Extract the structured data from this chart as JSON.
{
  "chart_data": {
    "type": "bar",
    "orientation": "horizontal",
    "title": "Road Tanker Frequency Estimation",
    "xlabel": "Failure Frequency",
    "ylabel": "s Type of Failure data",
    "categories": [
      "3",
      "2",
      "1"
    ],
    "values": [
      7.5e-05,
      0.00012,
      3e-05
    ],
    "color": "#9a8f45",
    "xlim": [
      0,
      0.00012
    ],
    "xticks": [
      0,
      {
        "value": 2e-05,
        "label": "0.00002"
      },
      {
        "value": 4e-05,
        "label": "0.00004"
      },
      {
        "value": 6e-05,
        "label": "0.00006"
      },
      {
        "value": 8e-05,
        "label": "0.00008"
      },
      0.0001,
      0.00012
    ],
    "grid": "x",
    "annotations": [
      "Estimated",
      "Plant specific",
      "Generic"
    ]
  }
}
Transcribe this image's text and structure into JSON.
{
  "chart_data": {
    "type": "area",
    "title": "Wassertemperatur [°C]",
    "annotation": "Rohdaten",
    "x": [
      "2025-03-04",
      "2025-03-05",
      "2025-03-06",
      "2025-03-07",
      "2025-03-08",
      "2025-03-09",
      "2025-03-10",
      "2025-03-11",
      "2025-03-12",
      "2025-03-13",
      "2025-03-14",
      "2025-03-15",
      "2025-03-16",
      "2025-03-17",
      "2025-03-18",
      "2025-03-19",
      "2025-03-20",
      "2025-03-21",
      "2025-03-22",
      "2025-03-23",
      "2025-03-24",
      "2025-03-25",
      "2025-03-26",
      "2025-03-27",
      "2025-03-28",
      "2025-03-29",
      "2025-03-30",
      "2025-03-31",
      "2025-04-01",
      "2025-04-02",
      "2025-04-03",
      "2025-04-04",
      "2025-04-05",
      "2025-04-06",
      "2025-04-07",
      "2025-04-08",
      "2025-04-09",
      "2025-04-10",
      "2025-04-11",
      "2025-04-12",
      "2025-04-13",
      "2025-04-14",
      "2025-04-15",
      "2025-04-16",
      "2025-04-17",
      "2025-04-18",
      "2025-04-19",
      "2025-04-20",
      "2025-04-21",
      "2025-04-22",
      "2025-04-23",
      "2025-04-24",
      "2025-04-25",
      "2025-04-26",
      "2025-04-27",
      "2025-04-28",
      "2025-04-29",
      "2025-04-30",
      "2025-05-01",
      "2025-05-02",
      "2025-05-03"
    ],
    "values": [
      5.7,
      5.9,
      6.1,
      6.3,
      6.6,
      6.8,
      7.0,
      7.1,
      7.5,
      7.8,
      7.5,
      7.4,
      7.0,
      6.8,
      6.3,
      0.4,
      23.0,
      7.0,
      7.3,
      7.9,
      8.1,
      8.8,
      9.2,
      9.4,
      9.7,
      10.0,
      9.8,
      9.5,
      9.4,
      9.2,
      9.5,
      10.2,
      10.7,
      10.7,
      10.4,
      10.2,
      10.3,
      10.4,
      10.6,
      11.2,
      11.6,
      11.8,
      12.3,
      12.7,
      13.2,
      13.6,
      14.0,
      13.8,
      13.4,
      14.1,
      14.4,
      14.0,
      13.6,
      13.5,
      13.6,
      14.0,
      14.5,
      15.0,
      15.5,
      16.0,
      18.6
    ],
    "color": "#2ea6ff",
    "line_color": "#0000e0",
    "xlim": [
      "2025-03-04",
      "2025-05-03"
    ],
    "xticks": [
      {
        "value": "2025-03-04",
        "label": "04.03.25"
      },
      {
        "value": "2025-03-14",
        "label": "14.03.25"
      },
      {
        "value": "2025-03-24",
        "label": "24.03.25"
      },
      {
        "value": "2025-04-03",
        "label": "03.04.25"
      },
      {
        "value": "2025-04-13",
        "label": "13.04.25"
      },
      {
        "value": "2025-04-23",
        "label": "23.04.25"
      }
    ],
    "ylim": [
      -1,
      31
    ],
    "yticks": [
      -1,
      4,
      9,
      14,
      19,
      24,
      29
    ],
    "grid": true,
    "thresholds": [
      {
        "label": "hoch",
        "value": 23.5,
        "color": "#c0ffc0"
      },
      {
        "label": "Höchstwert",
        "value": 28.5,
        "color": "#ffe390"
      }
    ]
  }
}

• Work to be completed
Look through the material and say how many lines hold "JSON". Give the number only.

• Result for this task
2